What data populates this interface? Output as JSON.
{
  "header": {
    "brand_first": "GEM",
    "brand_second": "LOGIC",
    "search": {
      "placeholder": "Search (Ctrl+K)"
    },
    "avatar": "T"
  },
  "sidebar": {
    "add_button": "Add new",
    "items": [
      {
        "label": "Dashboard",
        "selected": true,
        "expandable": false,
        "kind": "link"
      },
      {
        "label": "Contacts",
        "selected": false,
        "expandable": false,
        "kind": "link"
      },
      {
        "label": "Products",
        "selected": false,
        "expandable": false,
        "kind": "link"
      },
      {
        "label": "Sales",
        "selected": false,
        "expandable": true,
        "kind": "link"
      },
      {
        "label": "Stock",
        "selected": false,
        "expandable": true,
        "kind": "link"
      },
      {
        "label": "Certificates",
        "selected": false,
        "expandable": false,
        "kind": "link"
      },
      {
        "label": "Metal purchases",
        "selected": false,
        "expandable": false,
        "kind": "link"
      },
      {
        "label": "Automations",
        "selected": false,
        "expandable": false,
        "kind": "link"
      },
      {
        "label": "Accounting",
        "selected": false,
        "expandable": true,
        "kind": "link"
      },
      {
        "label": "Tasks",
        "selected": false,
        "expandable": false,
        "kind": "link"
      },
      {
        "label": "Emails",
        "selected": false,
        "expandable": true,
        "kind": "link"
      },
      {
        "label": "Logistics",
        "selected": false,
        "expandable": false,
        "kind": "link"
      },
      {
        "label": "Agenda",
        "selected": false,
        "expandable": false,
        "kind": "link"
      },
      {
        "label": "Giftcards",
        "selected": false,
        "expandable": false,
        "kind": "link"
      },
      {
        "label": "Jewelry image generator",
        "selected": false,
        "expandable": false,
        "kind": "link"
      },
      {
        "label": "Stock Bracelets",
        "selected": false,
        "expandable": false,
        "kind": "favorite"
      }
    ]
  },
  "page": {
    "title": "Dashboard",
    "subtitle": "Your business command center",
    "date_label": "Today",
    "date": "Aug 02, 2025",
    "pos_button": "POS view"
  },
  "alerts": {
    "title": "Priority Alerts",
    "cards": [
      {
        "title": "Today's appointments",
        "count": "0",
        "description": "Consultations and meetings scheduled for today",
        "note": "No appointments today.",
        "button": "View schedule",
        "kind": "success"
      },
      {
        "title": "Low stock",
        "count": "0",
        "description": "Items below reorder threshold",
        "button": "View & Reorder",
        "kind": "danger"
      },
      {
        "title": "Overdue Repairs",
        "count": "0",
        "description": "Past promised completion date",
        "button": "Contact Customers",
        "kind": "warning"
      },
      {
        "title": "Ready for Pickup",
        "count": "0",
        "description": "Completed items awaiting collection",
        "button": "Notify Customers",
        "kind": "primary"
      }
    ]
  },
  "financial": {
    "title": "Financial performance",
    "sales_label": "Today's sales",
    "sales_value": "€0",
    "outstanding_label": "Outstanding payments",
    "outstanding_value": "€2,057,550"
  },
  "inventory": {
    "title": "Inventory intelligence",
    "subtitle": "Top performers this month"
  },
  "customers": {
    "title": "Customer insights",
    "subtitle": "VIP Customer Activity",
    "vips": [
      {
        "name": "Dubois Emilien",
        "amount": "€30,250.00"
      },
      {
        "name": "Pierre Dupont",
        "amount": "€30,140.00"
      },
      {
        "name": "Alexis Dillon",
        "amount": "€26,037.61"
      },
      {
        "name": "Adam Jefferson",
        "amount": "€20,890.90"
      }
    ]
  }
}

——

- **WHAT YOU ARE ASKED TO DO**
Copy out each record from above, exactly.

- **FULL ANSWER**
What data populates this interface? Output as JSON.
{
  "header": {
    "brand_first": "GEM",
    "brand_second": "LOGIC",
    "search": {
      "placeholder": "Search (Ctrl+K)"
    },
    "avatar": "T"
  },
  "sidebar": {
    "add_button": "Add new",
    "items": [
      {
        "label": "Dashboard",
        "selected": true,
        "expandable": false,
        "kind": "link"
      },
      {
        "label": "Contacts",
        "selected": false,
        "expandable": false,
        "kind": "link"
      },
      {
        "label": "Products",
        "selected": false,
        "expandable": false,
        "kind": "link"
      },
      {
        "label": "Sales",
        "selected": false,
        "expandable": true,
        "kind": "link"
      },
      {
        "label": "Stock",
        "selected": false,
        "expandable": true,
        "kind": "link"
      },
      {
        "label": "Certificates",
        "selected": false,
        "expandable": false,
        "kind": "link"
      },
      {
        "label": "Metal purchases",
        "selected": false,
        "expandable": false,
        "kind": "link"
      },
      {
        "label": "Automations",
        "selected": false,
        "expandable": false,
        "kind": "link"
      },
      {
        "label": "Accounting",
        "selected": false,
        "expandable": true,
        "kind": "link"
      },
      {
        "label": "Tasks",
        "selected": false,
        "expandable": false,
        "kind": "link"
      },
      {
        "label": "Emails",
        "selected": false,
        "expandable": true,
        "kind": "link"
      },
      {
        "label": "Logistics",
        "selected": false,
        "expandable": false,
        "kind": "link"
      },
      {
        "label": "Agenda",
        "selected": false,
        "expandable": false,
        "kind": "link"
      },
      {
        "label": "Giftcards",
        "selected": false,
        "expandable": false,
        "kind": "link"
      },
      {
        "label": "Jewelry image generator",
        "selected": false,
        "expandable": false,
        "kind": "link"
      },
      {
        "label": "Stock Bracelets",
        "selected": false,
        "expandable": false,
        "kind": "favorite"
      }
    ]
  },
  "page": {
    "title": "Dashboard",
    "subtitle": "Your business command center",
    "date_label": "Today",
    "date": "Aug 02, 2025",
    "pos_button": "POS view"
  },
  "alerts": {
    "title": "Priority Alerts",
    "cards": [
      {
        "title": "Today's appointments",
        "count": "0",
        "description": "Consultations and meetings scheduled for today",
        "note": "No appointments today.",
        "button": "View schedule",
        "kind": "success"
      },
      {
        "title": "Low stock",
        "count": "0",
        "description": "Items below reorder threshold",
        "button": "View & Reorder",
        "kind": "danger"
      },
      {
        "title": "Overdue Repairs",
        "count": "0",
        "description": "Past promised completion date",
        "button": "Contact Customers",
        "kind": "warning"
      },
      {
        "title": "Ready for Pickup",
        "count": "0",
        "description": "Completed items awaiting collection",
        "button": "Notify Customers",
        "kind": "primary"
      }
    ]
  },
  "financial": {
    "title": "Financial performance",
    "sales_label": "Today's sales",
    "sales_value": "€0",
    "outstanding_label": "Outstanding payments",
    "outstanding_value": "€2,057,550"
  },
  "inventory": {
    "title": "Inventory intelligence",
    "subtitle": "Top performers this month"
  },
  "customers": {
    "title": "Customer insights",
    "subtitle": "VIP Customer Activity",
    "vips": [
      {
        "name": "Dubois Emilien",
        "amount": "€30,250.00"
      },
      {
        "name": "Pierre Dupont",
        "amount": "€30,140.00"
      },
      {
        "name": "Alexis Dillon",
        "amount": "€26,037.61"
      },
      {
        "name": "Adam Jefferson",
        "amount": "€20,890.90"
      }
    ]
  }
}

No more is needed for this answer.